Exercise task: Lift out each line of the data that holds "Brian".

Records supplied:

•••

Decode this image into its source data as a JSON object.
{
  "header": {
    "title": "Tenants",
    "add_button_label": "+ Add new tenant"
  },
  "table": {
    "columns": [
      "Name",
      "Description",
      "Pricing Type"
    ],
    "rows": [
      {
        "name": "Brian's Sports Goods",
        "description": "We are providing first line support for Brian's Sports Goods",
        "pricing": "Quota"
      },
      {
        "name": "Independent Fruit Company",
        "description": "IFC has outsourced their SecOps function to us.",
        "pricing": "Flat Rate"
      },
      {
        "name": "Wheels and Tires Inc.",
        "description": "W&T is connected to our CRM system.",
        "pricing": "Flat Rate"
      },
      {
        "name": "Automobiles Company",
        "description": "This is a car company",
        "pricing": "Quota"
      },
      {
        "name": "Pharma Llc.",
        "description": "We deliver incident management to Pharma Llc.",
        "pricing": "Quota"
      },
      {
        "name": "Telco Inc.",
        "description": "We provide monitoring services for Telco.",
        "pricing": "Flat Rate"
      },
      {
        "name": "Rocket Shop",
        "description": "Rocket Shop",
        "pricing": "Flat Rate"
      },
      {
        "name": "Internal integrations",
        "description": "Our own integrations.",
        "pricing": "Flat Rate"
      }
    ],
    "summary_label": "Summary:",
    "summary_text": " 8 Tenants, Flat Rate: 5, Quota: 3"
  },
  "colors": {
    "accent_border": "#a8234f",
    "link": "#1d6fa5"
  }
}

•••

The response:
        "name": "Brian's Sports Goods",
        "description": "We are providing first line support for Brian's Sports Goods",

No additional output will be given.